**EXERCISE GOAL**
Show each line of the data below that has the string "this" in it.

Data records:
-------------------------
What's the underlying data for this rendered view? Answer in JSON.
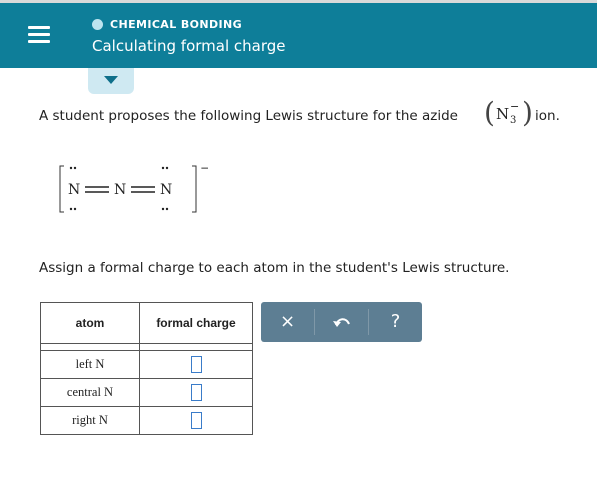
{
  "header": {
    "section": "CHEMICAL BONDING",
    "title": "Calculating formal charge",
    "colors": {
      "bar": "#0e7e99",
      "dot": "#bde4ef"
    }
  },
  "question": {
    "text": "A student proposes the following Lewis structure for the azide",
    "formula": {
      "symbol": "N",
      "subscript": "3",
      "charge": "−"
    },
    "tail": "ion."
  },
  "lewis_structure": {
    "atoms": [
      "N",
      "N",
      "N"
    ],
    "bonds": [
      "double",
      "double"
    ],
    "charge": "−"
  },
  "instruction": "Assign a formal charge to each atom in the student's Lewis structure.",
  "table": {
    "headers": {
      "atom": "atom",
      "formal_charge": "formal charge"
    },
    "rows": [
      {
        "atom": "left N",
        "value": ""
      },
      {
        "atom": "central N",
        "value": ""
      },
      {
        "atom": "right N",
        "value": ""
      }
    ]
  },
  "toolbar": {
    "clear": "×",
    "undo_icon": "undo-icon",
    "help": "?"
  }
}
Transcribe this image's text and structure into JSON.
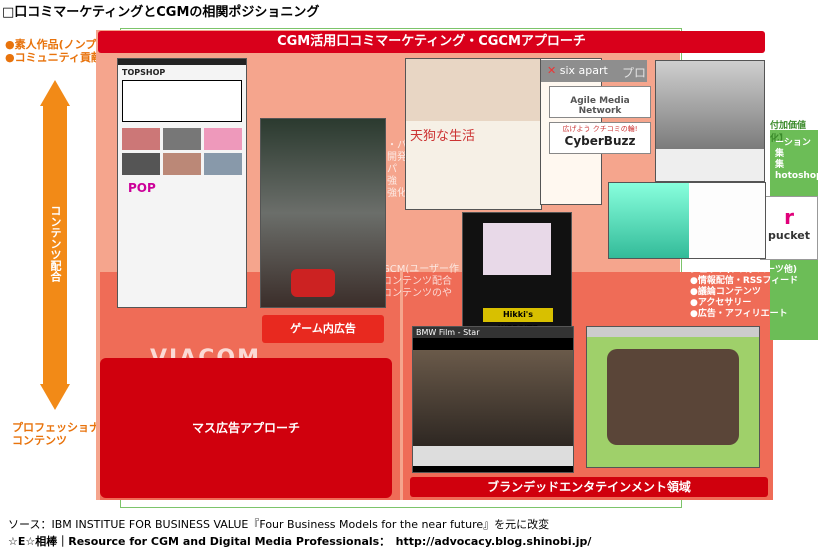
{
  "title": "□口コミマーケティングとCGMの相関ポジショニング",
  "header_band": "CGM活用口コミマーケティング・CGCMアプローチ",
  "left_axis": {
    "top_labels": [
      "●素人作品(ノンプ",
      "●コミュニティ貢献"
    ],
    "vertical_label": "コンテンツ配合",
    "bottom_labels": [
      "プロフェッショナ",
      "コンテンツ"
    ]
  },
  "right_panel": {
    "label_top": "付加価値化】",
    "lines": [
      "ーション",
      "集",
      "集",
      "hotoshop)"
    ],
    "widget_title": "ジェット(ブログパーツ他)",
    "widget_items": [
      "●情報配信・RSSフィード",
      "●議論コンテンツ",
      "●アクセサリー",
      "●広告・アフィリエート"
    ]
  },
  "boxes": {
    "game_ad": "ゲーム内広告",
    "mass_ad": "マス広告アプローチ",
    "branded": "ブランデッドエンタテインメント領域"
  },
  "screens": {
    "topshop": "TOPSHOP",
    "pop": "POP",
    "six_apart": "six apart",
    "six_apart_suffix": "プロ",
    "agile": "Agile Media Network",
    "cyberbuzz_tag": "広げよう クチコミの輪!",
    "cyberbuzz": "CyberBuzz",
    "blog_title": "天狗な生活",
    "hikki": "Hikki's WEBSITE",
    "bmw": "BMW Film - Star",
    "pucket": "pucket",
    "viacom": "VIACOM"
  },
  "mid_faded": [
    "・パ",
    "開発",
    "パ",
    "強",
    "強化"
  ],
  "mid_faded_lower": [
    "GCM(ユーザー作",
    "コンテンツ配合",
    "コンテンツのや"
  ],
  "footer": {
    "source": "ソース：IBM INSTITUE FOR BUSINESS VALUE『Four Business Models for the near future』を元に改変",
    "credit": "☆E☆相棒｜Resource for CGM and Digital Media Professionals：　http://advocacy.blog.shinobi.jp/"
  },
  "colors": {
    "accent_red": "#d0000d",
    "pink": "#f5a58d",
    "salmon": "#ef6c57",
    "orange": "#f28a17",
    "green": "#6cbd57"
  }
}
-------------------------
**EXERCISE ANSWER**
What's the underlying data for this rendered view? Answer in JSON.
Transcribe this image's text and structure into JSON.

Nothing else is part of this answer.